*Task requirements*: Write out every entry, unchanged. Skip any picture.
-------- Listing --------
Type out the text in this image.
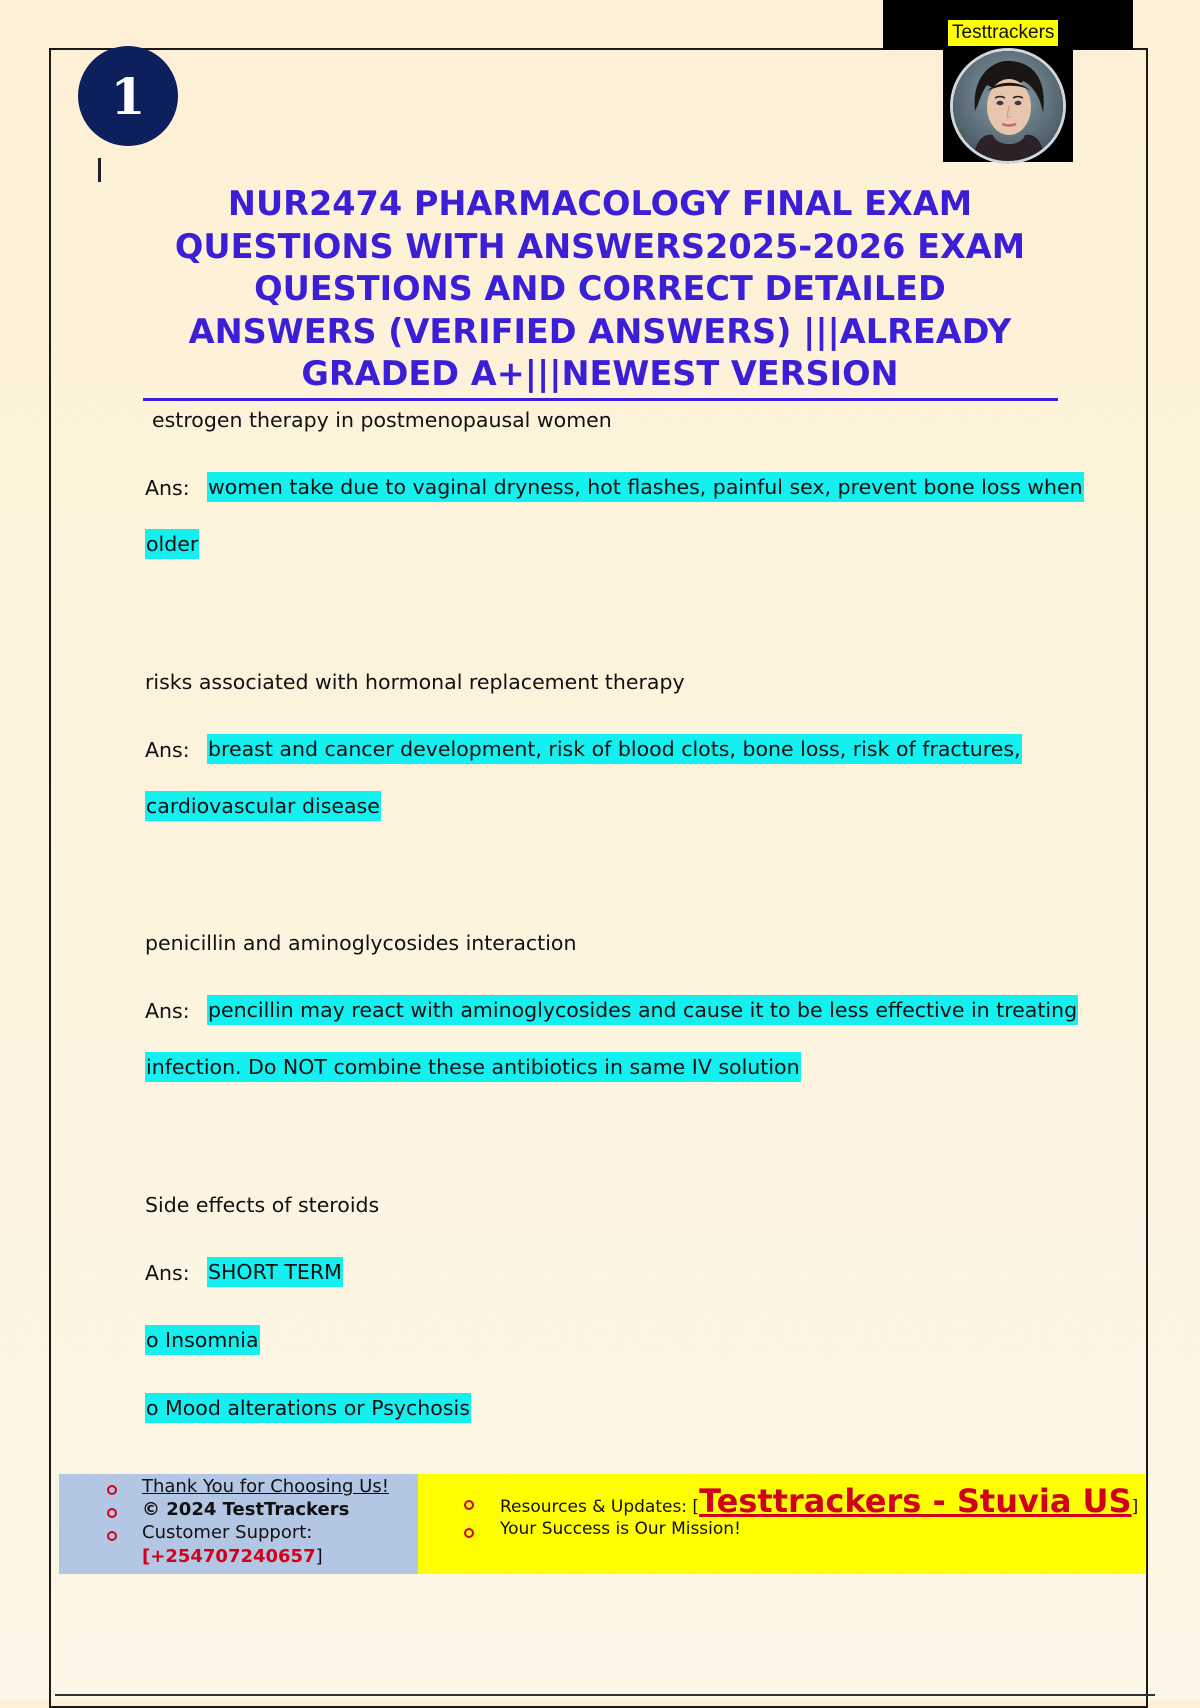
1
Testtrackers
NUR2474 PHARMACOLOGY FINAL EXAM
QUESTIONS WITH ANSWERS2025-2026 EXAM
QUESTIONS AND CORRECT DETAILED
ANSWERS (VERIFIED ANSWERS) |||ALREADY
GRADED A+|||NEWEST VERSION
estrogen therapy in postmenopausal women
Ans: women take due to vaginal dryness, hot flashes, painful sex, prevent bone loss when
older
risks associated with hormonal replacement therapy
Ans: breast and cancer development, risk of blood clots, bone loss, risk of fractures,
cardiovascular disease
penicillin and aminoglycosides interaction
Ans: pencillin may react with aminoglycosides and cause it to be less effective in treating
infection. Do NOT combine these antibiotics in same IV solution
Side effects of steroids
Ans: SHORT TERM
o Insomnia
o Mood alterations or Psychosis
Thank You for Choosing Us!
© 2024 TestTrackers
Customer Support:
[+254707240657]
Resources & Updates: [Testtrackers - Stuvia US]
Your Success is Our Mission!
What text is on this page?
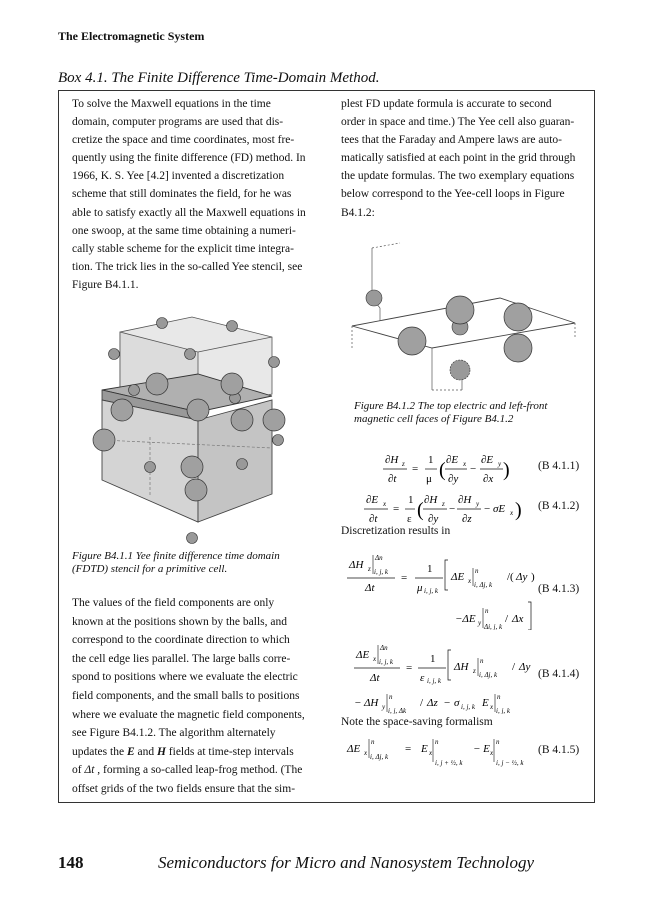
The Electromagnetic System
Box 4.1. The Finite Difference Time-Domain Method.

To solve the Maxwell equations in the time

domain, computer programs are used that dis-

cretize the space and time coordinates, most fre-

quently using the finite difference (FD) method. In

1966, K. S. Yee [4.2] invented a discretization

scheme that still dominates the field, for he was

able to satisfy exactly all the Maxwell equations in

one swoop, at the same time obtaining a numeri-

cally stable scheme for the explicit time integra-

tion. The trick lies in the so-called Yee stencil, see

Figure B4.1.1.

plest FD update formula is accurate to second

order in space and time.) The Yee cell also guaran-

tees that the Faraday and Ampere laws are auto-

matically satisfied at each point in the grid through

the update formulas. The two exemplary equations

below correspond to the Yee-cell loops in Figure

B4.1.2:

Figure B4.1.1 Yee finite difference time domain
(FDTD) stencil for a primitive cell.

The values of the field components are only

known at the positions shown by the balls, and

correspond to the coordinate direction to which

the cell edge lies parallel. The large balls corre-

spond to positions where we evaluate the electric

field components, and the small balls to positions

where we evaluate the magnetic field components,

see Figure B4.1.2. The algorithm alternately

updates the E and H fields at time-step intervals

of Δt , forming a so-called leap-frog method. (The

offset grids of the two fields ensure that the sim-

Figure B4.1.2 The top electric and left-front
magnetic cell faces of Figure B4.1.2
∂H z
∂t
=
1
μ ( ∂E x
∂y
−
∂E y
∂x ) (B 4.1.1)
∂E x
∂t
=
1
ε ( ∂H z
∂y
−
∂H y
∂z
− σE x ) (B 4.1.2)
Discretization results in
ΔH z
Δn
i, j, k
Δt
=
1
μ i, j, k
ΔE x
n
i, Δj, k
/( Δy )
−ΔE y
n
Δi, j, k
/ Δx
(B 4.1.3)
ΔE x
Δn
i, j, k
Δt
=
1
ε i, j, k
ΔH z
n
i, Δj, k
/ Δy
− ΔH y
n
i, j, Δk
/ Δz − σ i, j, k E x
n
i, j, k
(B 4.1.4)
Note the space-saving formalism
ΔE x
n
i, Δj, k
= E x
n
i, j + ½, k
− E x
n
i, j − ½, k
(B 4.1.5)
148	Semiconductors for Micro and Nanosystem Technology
--------
*Complete response*:
Type out the text in this image.
1
Testtrackers
NUR2474 PHARMACOLOGY FINAL EXAM
QUESTIONS WITH ANSWERS2025-2026 EXAM
QUESTIONS AND CORRECT DETAILED
ANSWERS (VERIFIED ANSWERS) |||ALREADY
GRADED A+|||NEWEST VERSION
estrogen therapy in postmenopausal women
Ans: women take due to vaginal dryness, hot flashes, painful sex, prevent bone loss when
older
risks associated with hormonal replacement therapy
Ans: breast and cancer development, risk of blood clots, bone loss, risk of fractures,
cardiovascular disease
penicillin and aminoglycosides interaction
Ans: pencillin may react with aminoglycosides and cause it to be less effective in treating
infection. Do NOT combine these antibiotics in same IV solution
Side effects of steroids
Ans: SHORT TERM
o Insomnia
o Mood alterations or Psychosis
Thank You for Choosing Us!
© 2024 TestTrackers
Customer Support:
[+254707240657]
Resources & Updates: [Testtrackers - Stuvia US]
Your Success is Our Mission!
What text is on this page?
The Electromagnetic System
Box 4.1. The Finite Difference Time-Domain Method.

To solve the Maxwell equations in the time

domain, computer programs are used that dis-

cretize the space and time coordinates, most fre-

quently using the finite difference (FD) method. In

1966, K. S. Yee [4.2] invented a discretization

scheme that still dominates the field, for he was

able to satisfy exactly all the Maxwell equations in

one swoop, at the same time obtaining a numeri-

cally stable scheme for the explicit time integra-

tion. The trick lies in the so-called Yee stencil, see

Figure B4.1.1.

plest FD update formula is accurate to second

order in space and time.) The Yee cell also guaran-

tees that the Faraday and Ampere laws are auto-

matically satisfied at each point in the grid through

the update formulas. The two exemplary equations

below correspond to the Yee-cell loops in Figure

B4.1.2:

Figure B4.1.1 Yee finite difference time domain
(FDTD) stencil for a primitive cell.

The values of the field components are only

known at the positions shown by the balls, and

correspond to the coordinate direction to which

the cell edge lies parallel. The large balls corre-

spond to positions where we evaluate the electric

field components, and the small balls to positions

where we evaluate the magnetic field components,

see Figure B4.1.2. The algorithm alternately

updates the E and H fields at time-step intervals

of Δt , forming a so-called leap-frog method. (The

offset grids of the two fields ensure that the sim-

Figure B4.1.2 The top electric and left-front
magnetic cell faces of Figure B4.1.2
∂H z
∂t
=
1
μ ( ∂E x
∂y
−
∂E y
∂x ) (B 4.1.1)
∂E x
∂t
=
1
ε ( ∂H z
∂y
−
∂H y
∂z
− σE x ) (B 4.1.2)
Discretization results in
ΔH z
Δn
i, j, k
Δt
=
1
μ i, j, k
ΔE x
n
i, Δj, k
/( Δy )
−ΔE y
n
Δi, j, k
/ Δx
(B 4.1.3)
ΔE x
Δn
i, j, k
Δt
=
1
ε i, j, k
ΔH z
n
i, Δj, k
/ Δy
− ΔH y
n
i, j, Δk
/ Δz − σ i, j, k E x
n
i, j, k
(B 4.1.4)
Note the space-saving formalism
ΔE x
n
i, Δj, k
= E x
n
i, j + ½, k
− E x
n
i, j − ½, k
(B 4.1.5)
148	Semiconductors for Micro and Nanosystem Technology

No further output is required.